Task description.
Return each line of the data below verbatim; pictures are to be left out.
————
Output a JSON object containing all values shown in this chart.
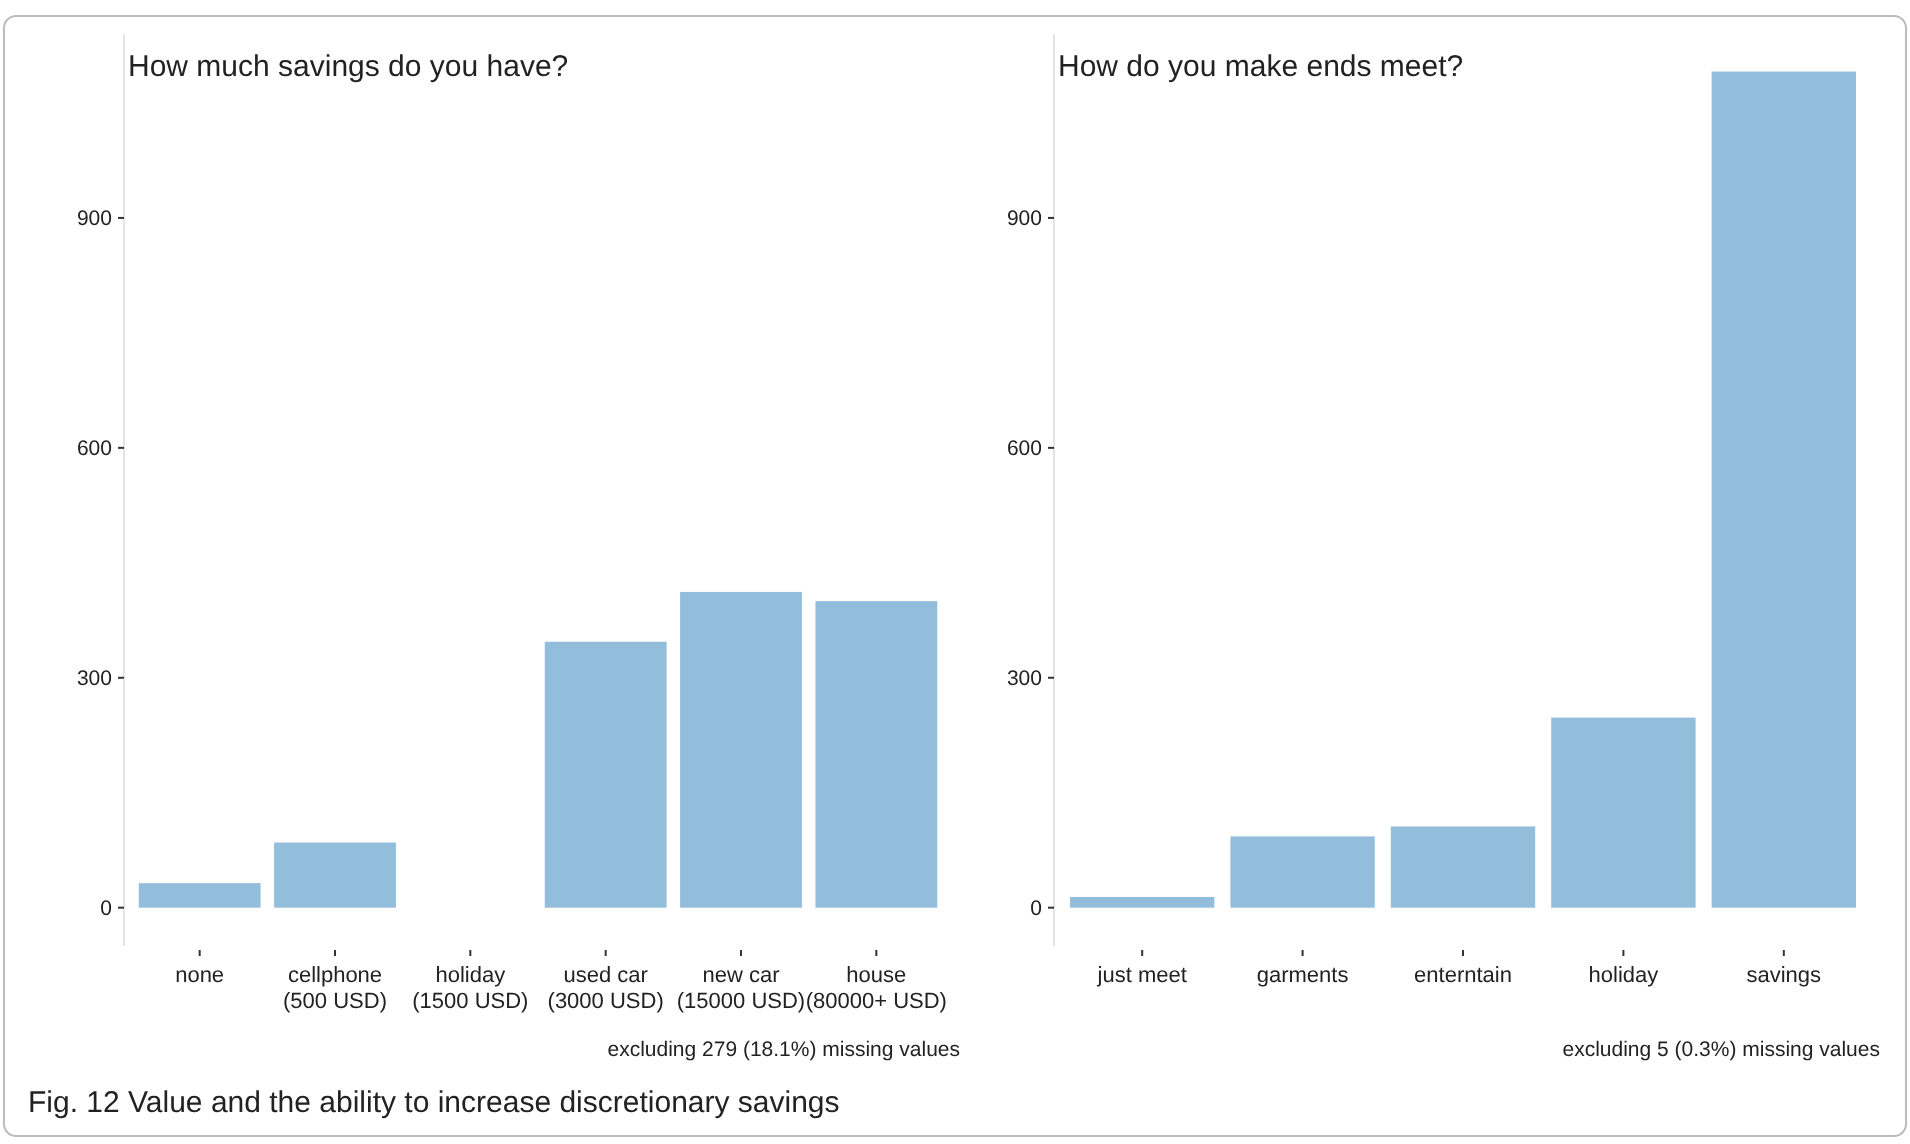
{
  "chart_data": [
    {
      "type": "bar",
      "title": "How much savings do you have?",
      "categories": [
        "none",
        "cellphone\n(500 USD)",
        "holiday\n(1500 USD)",
        "used car\n(3000 USD)",
        "new car\n(15000 USD)",
        "house\n(80000+ USD)"
      ],
      "values": [
        32,
        85,
        0,
        347,
        412,
        400
      ],
      "color": "#92bedb",
      "ylim": [
        -50,
        1140
      ],
      "yticks": [
        0,
        300,
        600,
        900
      ],
      "grid": false,
      "annotations": [
        "excluding 279 (18.1%) missing values",
        "Fig. 12  Value and the ability to increase discretionary savings"
      ]
    },
    {
      "type": "bar",
      "title": "How do you make ends meet?",
      "categories": [
        "just meet",
        "garments",
        "enterntain",
        "holiday",
        "savings"
      ],
      "values": [
        14,
        93,
        106,
        248,
        1091
      ],
      "color": "#92bedb",
      "ylim": [
        -50,
        1140
      ],
      "yticks": [
        0,
        300,
        600,
        900
      ],
      "grid": false,
      "annotations": [
        "excluding 5 (0.3%) missing values"
      ]
    }
  ]
}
————
Final result.
Output a JSON object containing all values shown in this chart.
{
  "chart_data": [
    {
      "type": "bar",
      "title": "How much savings do you have?",
      "categories": [
        "none",
        "cellphone\n(500 USD)",
        "holiday\n(1500 USD)",
        "used car\n(3000 USD)",
        "new car\n(15000 USD)",
        "house\n(80000+ USD)"
      ],
      "values": [
        32,
        85,
        0,
        347,
        412,
        400
      ],
      "color": "#92bedb",
      "ylim": [
        -50,
        1140
      ],
      "yticks": [
        0,
        300,
        600,
        900
      ],
      "grid": false,
      "annotations": [
        "excluding 279 (18.1%) missing values",
        "Fig. 12  Value and the ability to increase discretionary savings"
      ]
    },
    {
      "type": "bar",
      "title": "How do you make ends meet?",
      "categories": [
        "just meet",
        "garments",
        "enterntain",
        "holiday",
        "savings"
      ],
      "values": [
        14,
        93,
        106,
        248,
        1091
      ],
      "color": "#92bedb",
      "ylim": [
        -50,
        1140
      ],
      "yticks": [
        0,
        300,
        600,
        900
      ],
      "grid": false,
      "annotations": [
        "excluding 5 (0.3%) missing values"
      ]
    }
  ]
}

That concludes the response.